### Request
The records below need retyping in full; give them again exactly.

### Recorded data

— begin —

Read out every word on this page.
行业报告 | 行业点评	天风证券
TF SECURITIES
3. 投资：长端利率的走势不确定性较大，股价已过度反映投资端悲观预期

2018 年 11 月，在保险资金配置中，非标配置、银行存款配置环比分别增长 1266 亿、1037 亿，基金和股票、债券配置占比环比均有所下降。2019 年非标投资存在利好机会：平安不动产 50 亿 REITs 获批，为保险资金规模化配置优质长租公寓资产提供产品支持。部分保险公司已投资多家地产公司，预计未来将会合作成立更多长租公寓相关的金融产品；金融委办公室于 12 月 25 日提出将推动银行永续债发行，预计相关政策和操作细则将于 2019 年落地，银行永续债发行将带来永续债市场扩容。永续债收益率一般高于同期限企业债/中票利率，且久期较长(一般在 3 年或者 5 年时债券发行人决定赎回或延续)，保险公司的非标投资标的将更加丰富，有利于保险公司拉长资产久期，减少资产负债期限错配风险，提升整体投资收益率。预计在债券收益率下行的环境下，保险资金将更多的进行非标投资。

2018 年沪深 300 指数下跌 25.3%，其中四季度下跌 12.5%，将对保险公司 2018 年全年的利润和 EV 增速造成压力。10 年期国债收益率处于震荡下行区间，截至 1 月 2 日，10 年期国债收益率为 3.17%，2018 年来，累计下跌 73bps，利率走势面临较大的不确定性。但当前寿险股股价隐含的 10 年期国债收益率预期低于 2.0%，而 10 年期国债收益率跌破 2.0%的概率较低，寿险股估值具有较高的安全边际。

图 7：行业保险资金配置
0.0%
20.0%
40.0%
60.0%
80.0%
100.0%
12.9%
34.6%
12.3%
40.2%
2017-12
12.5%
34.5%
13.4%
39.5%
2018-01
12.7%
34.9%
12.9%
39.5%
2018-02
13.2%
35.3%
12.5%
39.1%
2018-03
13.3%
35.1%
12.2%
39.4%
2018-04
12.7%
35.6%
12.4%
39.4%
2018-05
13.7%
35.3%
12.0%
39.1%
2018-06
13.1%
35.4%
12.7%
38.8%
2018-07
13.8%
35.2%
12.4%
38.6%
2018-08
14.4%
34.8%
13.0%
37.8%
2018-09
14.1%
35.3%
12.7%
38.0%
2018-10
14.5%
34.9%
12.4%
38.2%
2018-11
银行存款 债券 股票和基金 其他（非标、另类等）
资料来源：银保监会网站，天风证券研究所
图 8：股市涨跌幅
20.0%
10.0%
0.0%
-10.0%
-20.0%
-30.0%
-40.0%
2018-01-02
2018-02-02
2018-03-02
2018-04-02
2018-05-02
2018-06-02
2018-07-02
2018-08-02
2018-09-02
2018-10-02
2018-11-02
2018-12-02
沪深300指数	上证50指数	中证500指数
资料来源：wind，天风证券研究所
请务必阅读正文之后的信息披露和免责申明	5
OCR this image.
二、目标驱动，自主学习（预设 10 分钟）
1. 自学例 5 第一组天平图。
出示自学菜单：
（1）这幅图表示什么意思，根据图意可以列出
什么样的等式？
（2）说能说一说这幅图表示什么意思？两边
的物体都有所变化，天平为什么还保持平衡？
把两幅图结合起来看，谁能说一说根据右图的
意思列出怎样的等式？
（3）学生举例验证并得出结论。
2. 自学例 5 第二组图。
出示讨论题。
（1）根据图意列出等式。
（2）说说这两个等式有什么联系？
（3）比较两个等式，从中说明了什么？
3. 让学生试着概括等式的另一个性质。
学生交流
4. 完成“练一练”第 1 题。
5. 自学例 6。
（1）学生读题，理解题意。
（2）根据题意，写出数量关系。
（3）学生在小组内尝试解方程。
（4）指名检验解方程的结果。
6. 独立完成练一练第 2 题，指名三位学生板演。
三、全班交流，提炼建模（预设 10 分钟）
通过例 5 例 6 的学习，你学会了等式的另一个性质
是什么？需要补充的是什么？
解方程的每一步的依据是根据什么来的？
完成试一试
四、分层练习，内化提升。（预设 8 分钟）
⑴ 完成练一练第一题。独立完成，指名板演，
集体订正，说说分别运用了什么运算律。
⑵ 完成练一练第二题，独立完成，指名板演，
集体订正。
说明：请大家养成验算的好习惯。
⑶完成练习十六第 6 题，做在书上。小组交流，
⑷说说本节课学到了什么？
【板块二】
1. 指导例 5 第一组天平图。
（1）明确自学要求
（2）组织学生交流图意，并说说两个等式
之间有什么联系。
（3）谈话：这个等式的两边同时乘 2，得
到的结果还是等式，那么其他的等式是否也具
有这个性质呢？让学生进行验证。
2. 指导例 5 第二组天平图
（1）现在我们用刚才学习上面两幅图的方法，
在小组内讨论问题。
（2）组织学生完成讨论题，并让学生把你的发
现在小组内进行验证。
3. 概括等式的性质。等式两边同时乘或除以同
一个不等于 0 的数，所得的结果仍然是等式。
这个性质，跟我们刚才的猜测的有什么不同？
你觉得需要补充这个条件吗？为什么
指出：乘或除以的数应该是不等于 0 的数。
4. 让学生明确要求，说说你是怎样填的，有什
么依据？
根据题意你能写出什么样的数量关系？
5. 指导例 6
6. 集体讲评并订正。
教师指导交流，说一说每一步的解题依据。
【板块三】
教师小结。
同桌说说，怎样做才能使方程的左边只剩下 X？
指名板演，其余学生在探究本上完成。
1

— end —

### Answer to the task
Read out every word on this page.
行业报告 | 行业点评	天风证券
TF SECURITIES
3. 投资：长端利率的走势不确定性较大，股价已过度反映投资端悲观预期

2018 年 11 月，在保险资金配置中，非标配置、银行存款配置环比分别增长 1266 亿、1037 亿，基金和股票、债券配置占比环比均有所下降。2019 年非标投资存在利好机会：平安不动产 50 亿 REITs 获批，为保险资金规模化配置优质长租公寓资产提供产品支持。部分保险公司已投资多家地产公司，预计未来将会合作成立更多长租公寓相关的金融产品；金融委办公室于 12 月 25 日提出将推动银行永续债发行，预计相关政策和操作细则将于 2019 年落地，银行永续债发行将带来永续债市场扩容。永续债收益率一般高于同期限企业债/中票利率，且久期较长(一般在 3 年或者 5 年时债券发行人决定赎回或延续)，保险公司的非标投资标的将更加丰富，有利于保险公司拉长资产久期，减少资产负债期限错配风险，提升整体投资收益率。预计在债券收益率下行的环境下，保险资金将更多的进行非标投资。

2018 年沪深 300 指数下跌 25.3%，其中四季度下跌 12.5%，将对保险公司 2018 年全年的利润和 EV 增速造成压力。10 年期国债收益率处于震荡下行区间，截至 1 月 2 日，10 年期国债收益率为 3.17%，2018 年来，累计下跌 73bps，利率走势面临较大的不确定性。但当前寿险股股价隐含的 10 年期国债收益率预期低于 2.0%，而 10 年期国债收益率跌破 2.0%的概率较低，寿险股估值具有较高的安全边际。

图 7：行业保险资金配置
0.0%
20.0%
40.0%
60.0%
80.0%
100.0%
12.9%
34.6%
12.3%
40.2%
2017-12
12.5%
34.5%
13.4%
39.5%
2018-01
12.7%
34.9%
12.9%
39.5%
2018-02
13.2%
35.3%
12.5%
39.1%
2018-03
13.3%
35.1%
12.2%
39.4%
2018-04
12.7%
35.6%
12.4%
39.4%
2018-05
13.7%
35.3%
12.0%
39.1%
2018-06
13.1%
35.4%
12.7%
38.8%
2018-07
13.8%
35.2%
12.4%
38.6%
2018-08
14.4%
34.8%
13.0%
37.8%
2018-09
14.1%
35.3%
12.7%
38.0%
2018-10
14.5%
34.9%
12.4%
38.2%
2018-11
银行存款 债券 股票和基金 其他（非标、另类等）
资料来源：银保监会网站，天风证券研究所
图 8：股市涨跌幅
20.0%
10.0%
0.0%
-10.0%
-20.0%
-30.0%
-40.0%
2018-01-02
2018-02-02
2018-03-02
2018-04-02
2018-05-02
2018-06-02
2018-07-02
2018-08-02
2018-09-02
2018-10-02
2018-11-02
2018-12-02
沪深300指数	上证50指数	中证500指数
资料来源：wind，天风证券研究所
请务必阅读正文之后的信息披露和免责申明	5
OCR this image.
二、目标驱动，自主学习（预设 10 分钟）
1. 自学例 5 第一组天平图。
出示自学菜单：
（1）这幅图表示什么意思，根据图意可以列出
什么样的等式？
（2）说能说一说这幅图表示什么意思？两边
的物体都有所变化，天平为什么还保持平衡？
把两幅图结合起来看，谁能说一说根据右图的
意思列出怎样的等式？
（3）学生举例验证并得出结论。
2. 自学例 5 第二组图。
出示讨论题。
（1）根据图意列出等式。
（2）说说这两个等式有什么联系？
（3）比较两个等式，从中说明了什么？
3. 让学生试着概括等式的另一个性质。
学生交流
4. 完成“练一练”第 1 题。
5. 自学例 6。
（1）学生读题，理解题意。
（2）根据题意，写出数量关系。
（3）学生在小组内尝试解方程。
（4）指名检验解方程的结果。
6. 独立完成练一练第 2 题，指名三位学生板演。
三、全班交流，提炼建模（预设 10 分钟）
通过例 5 例 6 的学习，你学会了等式的另一个性质
是什么？需要补充的是什么？
解方程的每一步的依据是根据什么来的？
完成试一试
四、分层练习，内化提升。（预设 8 分钟）
⑴ 完成练一练第一题。独立完成，指名板演，
集体订正，说说分别运用了什么运算律。
⑵ 完成练一练第二题，独立完成，指名板演，
集体订正。
说明：请大家养成验算的好习惯。
⑶完成练习十六第 6 题，做在书上。小组交流，
⑷说说本节课学到了什么？
【板块二】
1. 指导例 5 第一组天平图。
（1）明确自学要求
（2）组织学生交流图意，并说说两个等式
之间有什么联系。
（3）谈话：这个等式的两边同时乘 2，得
到的结果还是等式，那么其他的等式是否也具
有这个性质呢？让学生进行验证。
2. 指导例 5 第二组天平图
（1）现在我们用刚才学习上面两幅图的方法，
在小组内讨论问题。
（2）组织学生完成讨论题，并让学生把你的发
现在小组内进行验证。
3. 概括等式的性质。等式两边同时乘或除以同
一个不等于 0 的数，所得的结果仍然是等式。
这个性质，跟我们刚才的猜测的有什么不同？
你觉得需要补充这个条件吗？为什么
指出：乘或除以的数应该是不等于 0 的数。
4. 让学生明确要求，说说你是怎样填的，有什
么依据？
根据题意你能写出什么样的数量关系？
5. 指导例 6
6. 集体讲评并订正。
教师指导交流，说一说每一步的解题依据。
【板块三】
教师小结。
同桌说说，怎样做才能使方程的左边只剩下 X？
指名板演，其余学生在探究本上完成。
1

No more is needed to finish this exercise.